▸ **Given problem**
Can you give all the records again without altering a single character?

====

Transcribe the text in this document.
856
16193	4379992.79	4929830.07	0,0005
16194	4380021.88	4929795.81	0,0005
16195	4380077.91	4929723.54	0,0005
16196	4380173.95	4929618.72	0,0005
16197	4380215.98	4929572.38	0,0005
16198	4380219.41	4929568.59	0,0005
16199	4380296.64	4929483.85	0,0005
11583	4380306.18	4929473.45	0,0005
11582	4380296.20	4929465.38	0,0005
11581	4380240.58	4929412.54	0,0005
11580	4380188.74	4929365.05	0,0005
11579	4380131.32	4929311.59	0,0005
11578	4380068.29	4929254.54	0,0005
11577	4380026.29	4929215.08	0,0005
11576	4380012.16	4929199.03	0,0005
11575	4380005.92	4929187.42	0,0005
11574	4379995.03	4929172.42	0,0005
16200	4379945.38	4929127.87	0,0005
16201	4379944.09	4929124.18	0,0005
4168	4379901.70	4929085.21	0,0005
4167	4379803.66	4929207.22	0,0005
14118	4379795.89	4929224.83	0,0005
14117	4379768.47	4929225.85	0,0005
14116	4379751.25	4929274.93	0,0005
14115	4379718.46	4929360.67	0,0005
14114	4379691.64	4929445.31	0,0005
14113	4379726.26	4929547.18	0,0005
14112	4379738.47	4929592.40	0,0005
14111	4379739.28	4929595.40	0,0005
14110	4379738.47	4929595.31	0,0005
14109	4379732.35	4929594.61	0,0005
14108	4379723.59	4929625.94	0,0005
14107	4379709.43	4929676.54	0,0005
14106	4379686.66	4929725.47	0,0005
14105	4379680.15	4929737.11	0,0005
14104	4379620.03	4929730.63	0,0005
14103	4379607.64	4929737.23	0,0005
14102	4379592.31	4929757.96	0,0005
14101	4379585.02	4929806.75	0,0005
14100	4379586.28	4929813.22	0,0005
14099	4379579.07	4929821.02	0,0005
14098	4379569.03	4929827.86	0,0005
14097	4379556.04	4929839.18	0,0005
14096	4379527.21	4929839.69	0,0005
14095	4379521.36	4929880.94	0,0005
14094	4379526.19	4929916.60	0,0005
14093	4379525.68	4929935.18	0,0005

====

▸ **The solution**
Transcribe the text in this document.
856
16193	4379992.79	4929830.07	0,0005
16194	4380021.88	4929795.81	0,0005
16195	4380077.91	4929723.54	0,0005
16196	4380173.95	4929618.72	0,0005
16197	4380215.98	4929572.38	0,0005
16198	4380219.41	4929568.59	0,0005
16199	4380296.64	4929483.85	0,0005
11583	4380306.18	4929473.45	0,0005
11582	4380296.20	4929465.38	0,0005
11581	4380240.58	4929412.54	0,0005
11580	4380188.74	4929365.05	0,0005
11579	4380131.32	4929311.59	0,0005
11578	4380068.29	4929254.54	0,0005
11577	4380026.29	4929215.08	0,0005
11576	4380012.16	4929199.03	0,0005
11575	4380005.92	4929187.42	0,0005
11574	4379995.03	4929172.42	0,0005
16200	4379945.38	4929127.87	0,0005
16201	4379944.09	4929124.18	0,0005
4168	4379901.70	4929085.21	0,0005
4167	4379803.66	4929207.22	0,0005
14118	4379795.89	4929224.83	0,0005
14117	4379768.47	4929225.85	0,0005
14116	4379751.25	4929274.93	0,0005
14115	4379718.46	4929360.67	0,0005
14114	4379691.64	4929445.31	0,0005
14113	4379726.26	4929547.18	0,0005
14112	4379738.47	4929592.40	0,0005
14111	4379739.28	4929595.40	0,0005
14110	4379738.47	4929595.31	0,0005
14109	4379732.35	4929594.61	0,0005
14108	4379723.59	4929625.94	0,0005
14107	4379709.43	4929676.54	0,0005
14106	4379686.66	4929725.47	0,0005
14105	4379680.15	4929737.11	0,0005
14104	4379620.03	4929730.63	0,0005
14103	4379607.64	4929737.23	0,0005
14102	4379592.31	4929757.96	0,0005
14101	4379585.02	4929806.75	0,0005
14100	4379586.28	4929813.22	0,0005
14099	4379579.07	4929821.02	0,0005
14098	4379569.03	4929827.86	0,0005
14097	4379556.04	4929839.18	0,0005
14096	4379527.21	4929839.69	0,0005
14095	4379521.36	4929880.94	0,0005
14094	4379526.19	4929916.60	0,0005
14093	4379525.68	4929935.18	0,0005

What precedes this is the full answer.